Your task is to print the material below exactly as presented.

>> start RECORDED DATA

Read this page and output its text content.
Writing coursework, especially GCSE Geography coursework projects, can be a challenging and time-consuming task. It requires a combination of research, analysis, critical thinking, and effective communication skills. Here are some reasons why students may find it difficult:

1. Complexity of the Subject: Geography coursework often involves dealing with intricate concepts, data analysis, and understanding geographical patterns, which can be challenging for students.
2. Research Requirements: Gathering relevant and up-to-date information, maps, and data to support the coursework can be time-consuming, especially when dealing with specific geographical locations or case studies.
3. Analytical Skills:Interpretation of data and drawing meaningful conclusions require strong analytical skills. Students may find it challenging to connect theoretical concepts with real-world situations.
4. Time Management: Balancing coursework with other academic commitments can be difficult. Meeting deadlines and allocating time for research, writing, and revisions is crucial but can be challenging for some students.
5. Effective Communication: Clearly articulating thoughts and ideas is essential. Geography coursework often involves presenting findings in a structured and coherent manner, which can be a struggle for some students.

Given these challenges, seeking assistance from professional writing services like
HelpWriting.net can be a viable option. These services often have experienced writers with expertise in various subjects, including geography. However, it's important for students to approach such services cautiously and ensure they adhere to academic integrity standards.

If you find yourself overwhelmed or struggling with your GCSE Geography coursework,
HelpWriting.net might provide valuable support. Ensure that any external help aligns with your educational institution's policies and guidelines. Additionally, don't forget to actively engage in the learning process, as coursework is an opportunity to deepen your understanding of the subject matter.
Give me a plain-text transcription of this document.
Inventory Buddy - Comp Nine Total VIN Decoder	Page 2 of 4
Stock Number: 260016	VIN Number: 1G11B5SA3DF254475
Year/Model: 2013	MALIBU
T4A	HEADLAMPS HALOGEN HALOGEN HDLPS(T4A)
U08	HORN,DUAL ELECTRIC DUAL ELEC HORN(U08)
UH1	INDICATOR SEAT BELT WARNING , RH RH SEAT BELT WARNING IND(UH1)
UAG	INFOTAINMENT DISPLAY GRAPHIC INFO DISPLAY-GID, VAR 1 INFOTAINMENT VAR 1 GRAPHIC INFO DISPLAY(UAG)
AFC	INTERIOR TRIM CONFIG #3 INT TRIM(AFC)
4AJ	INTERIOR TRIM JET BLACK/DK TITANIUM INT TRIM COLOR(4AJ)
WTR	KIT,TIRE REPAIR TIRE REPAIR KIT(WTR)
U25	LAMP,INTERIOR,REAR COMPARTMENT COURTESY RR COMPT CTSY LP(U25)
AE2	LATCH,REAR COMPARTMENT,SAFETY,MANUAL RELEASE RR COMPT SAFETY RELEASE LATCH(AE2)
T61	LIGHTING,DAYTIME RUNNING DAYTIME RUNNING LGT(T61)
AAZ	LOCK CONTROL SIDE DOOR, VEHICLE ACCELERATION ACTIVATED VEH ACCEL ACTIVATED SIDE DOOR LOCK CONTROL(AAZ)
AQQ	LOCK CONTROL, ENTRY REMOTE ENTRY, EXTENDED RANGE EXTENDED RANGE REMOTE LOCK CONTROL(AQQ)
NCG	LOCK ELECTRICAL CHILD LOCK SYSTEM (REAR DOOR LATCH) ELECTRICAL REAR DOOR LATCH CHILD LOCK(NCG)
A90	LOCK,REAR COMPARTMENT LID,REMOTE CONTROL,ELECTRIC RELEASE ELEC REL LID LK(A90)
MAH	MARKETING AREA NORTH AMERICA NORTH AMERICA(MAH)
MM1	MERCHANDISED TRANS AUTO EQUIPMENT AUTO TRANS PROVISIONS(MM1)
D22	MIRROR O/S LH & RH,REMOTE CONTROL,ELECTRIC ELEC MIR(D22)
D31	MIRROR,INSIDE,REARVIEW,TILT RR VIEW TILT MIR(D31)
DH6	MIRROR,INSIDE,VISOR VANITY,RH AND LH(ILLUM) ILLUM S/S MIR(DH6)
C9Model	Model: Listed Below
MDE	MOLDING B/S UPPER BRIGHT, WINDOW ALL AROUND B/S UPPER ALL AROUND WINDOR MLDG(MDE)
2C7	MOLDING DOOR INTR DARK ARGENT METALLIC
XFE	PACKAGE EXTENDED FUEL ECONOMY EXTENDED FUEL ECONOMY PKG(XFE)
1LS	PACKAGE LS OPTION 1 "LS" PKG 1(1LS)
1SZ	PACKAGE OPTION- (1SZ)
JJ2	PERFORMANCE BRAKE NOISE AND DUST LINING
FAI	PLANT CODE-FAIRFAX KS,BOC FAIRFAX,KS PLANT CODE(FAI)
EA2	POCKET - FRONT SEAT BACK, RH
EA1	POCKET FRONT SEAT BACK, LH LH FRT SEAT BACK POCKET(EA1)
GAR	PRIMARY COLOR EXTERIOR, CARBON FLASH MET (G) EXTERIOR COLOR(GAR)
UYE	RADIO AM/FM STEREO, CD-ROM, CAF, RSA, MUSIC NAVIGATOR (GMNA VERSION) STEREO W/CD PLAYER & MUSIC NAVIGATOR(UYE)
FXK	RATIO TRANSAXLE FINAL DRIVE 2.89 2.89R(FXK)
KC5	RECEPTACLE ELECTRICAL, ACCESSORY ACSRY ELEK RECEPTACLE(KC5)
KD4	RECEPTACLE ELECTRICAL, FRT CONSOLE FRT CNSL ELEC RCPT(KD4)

>> end RECORDED DATA

THE RESPONSE >>
Read this page and output its text content.
Writing coursework, especially GCSE Geography coursework projects, can be a challenging and time-consuming task. It requires a combination of research, analysis, critical thinking, and effective communication skills. Here are some reasons why students may find it difficult:

1. Complexity of the Subject: Geography coursework often involves dealing with intricate concepts, data analysis, and understanding geographical patterns, which can be challenging for students.
2. Research Requirements: Gathering relevant and up-to-date information, maps, and data to support the coursework can be time-consuming, especially when dealing with specific geographical locations or case studies.
3. Analytical Skills:Interpretation of data and drawing meaningful conclusions require strong analytical skills. Students may find it challenging to connect theoretical concepts with real-world situations.
4. Time Management: Balancing coursework with other academic commitments can be difficult. Meeting deadlines and allocating time for research, writing, and revisions is crucial but can be challenging for some students.
5. Effective Communication: Clearly articulating thoughts and ideas is essential. Geography coursework often involves presenting findings in a structured and coherent manner, which can be a struggle for some students.

Given these challenges, seeking assistance from professional writing services like
HelpWriting.net can be a viable option. These services often have experienced writers with expertise in various subjects, including geography. However, it's important for students to approach such services cautiously and ensure they adhere to academic integrity standards.

If you find yourself overwhelmed or struggling with your GCSE Geography coursework,
HelpWriting.net might provide valuable support. Ensure that any external help aligns with your educational institution's policies and guidelines. Additionally, don't forget to actively engage in the learning process, as coursework is an opportunity to deepen your understanding of the subject matter.
Give me a plain-text transcription of this document.
Inventory Buddy - Comp Nine Total VIN Decoder	Page 2 of 4
Stock Number: 260016	VIN Number: 1G11B5SA3DF254475
Year/Model: 2013	MALIBU
T4A	HEADLAMPS HALOGEN HALOGEN HDLPS(T4A)
U08	HORN,DUAL ELECTRIC DUAL ELEC HORN(U08)
UH1	INDICATOR SEAT BELT WARNING , RH RH SEAT BELT WARNING IND(UH1)
UAG	INFOTAINMENT DISPLAY GRAPHIC INFO DISPLAY-GID, VAR 1 INFOTAINMENT VAR 1 GRAPHIC INFO DISPLAY(UAG)
AFC	INTERIOR TRIM CONFIG #3 INT TRIM(AFC)
4AJ	INTERIOR TRIM JET BLACK/DK TITANIUM INT TRIM COLOR(4AJ)
WTR	KIT,TIRE REPAIR TIRE REPAIR KIT(WTR)
U25	LAMP,INTERIOR,REAR COMPARTMENT COURTESY RR COMPT CTSY LP(U25)
AE2	LATCH,REAR COMPARTMENT,SAFETY,MANUAL RELEASE RR COMPT SAFETY RELEASE LATCH(AE2)
T61	LIGHTING,DAYTIME RUNNING DAYTIME RUNNING LGT(T61)
AAZ	LOCK CONTROL SIDE DOOR, VEHICLE ACCELERATION ACTIVATED VEH ACCEL ACTIVATED SIDE DOOR LOCK CONTROL(AAZ)
AQQ	LOCK CONTROL, ENTRY REMOTE ENTRY, EXTENDED RANGE EXTENDED RANGE REMOTE LOCK CONTROL(AQQ)
NCG	LOCK ELECTRICAL CHILD LOCK SYSTEM (REAR DOOR LATCH) ELECTRICAL REAR DOOR LATCH CHILD LOCK(NCG)
A90	LOCK,REAR COMPARTMENT LID,REMOTE CONTROL,ELECTRIC RELEASE ELEC REL LID LK(A90)
MAH	MARKETING AREA NORTH AMERICA NORTH AMERICA(MAH)
MM1	MERCHANDISED TRANS AUTO EQUIPMENT AUTO TRANS PROVISIONS(MM1)
D22	MIRROR O/S LH & RH,REMOTE CONTROL,ELECTRIC ELEC MIR(D22)
D31	MIRROR,INSIDE,REARVIEW,TILT RR VIEW TILT MIR(D31)
DH6	MIRROR,INSIDE,VISOR VANITY,RH AND LH(ILLUM) ILLUM S/S MIR(DH6)
C9Model	Model: Listed Below
MDE	MOLDING B/S UPPER BRIGHT, WINDOW ALL AROUND B/S UPPER ALL AROUND WINDOR MLDG(MDE)
2C7	MOLDING DOOR INTR DARK ARGENT METALLIC
XFE	PACKAGE EXTENDED FUEL ECONOMY EXTENDED FUEL ECONOMY PKG(XFE)
1LS	PACKAGE LS OPTION 1 "LS" PKG 1(1LS)
1SZ	PACKAGE OPTION- (1SZ)
JJ2	PERFORMANCE BRAKE NOISE AND DUST LINING
FAI	PLANT CODE-FAIRFAX KS,BOC FAIRFAX,KS PLANT CODE(FAI)
EA2	POCKET - FRONT SEAT BACK, RH
EA1	POCKET FRONT SEAT BACK, LH LH FRT SEAT BACK POCKET(EA1)
GAR	PRIMARY COLOR EXTERIOR, CARBON FLASH MET (G) EXTERIOR COLOR(GAR)
UYE	RADIO AM/FM STEREO, CD-ROM, CAF, RSA, MUSIC NAVIGATOR (GMNA VERSION) STEREO W/CD PLAYER & MUSIC NAVIGATOR(UYE)
FXK	RATIO TRANSAXLE FINAL DRIVE 2.89 2.89R(FXK)
KC5	RECEPTACLE ELECTRICAL, ACCESSORY ACSRY ELEK RECEPTACLE(KC5)
KD4	RECEPTACLE ELECTRICAL, FRT CONSOLE FRT CNSL ELEC RCPT(KD4)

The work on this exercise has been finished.